» **Task details**:
Check each line of the listing below for the string "Zaloguj", and give only how many lines hold it.

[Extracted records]
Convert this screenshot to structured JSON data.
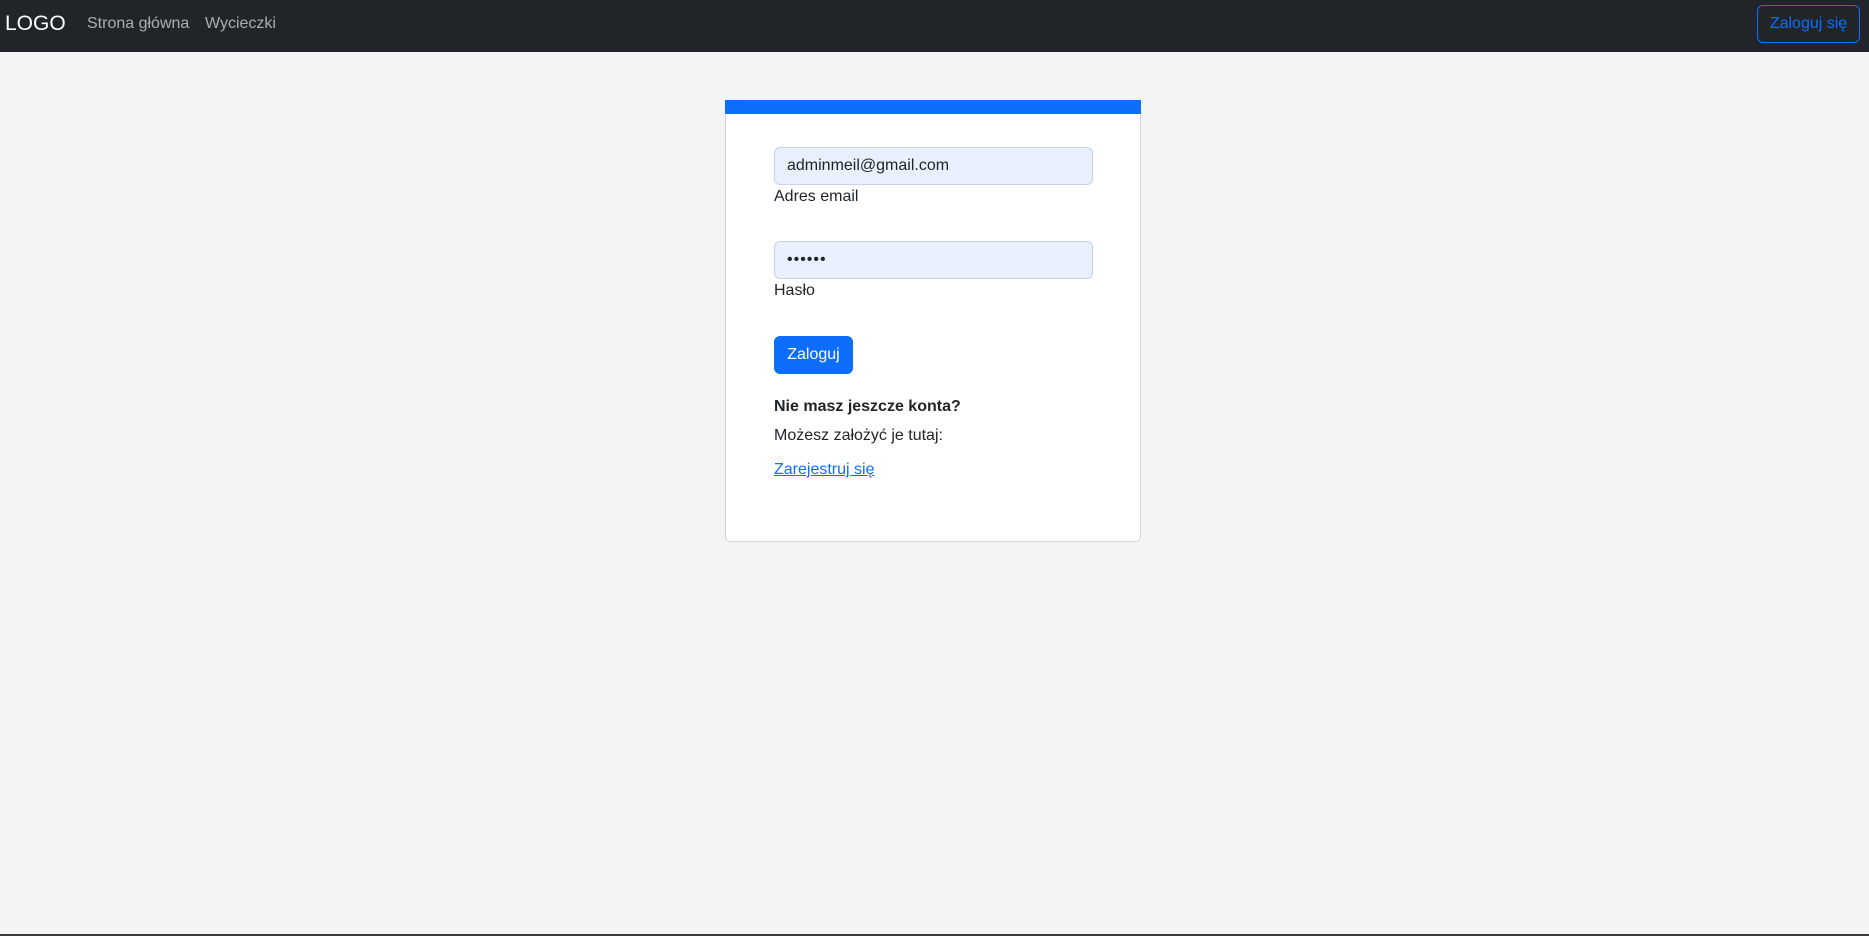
{
  "navbar": {
    "brand": "LOGO",
    "links": [
      {
        "label": "Strona główna"
      },
      {
        "label": "Wycieczki"
      }
    ],
    "login_button": "Zaloguj się"
  },
  "login_form": {
    "email": {
      "value": "adminmeil@gmail.com",
      "label": "Adres email"
    },
    "password": {
      "value": "••••••",
      "label": "Hasło"
    },
    "submit_label": "Zaloguj",
    "no_account_heading": "Nie masz jeszcze konta?",
    "no_account_text": "Możesz założyć je tutaj:",
    "register_link": "Zarejestruj się"
  },
  "colors": {
    "navbar_bg": "#212529",
    "accent": "#0d6efd",
    "page_bg": "#f4f4f4",
    "input_bg": "#e8f0fe"
  }
}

» **Problem solution**:
2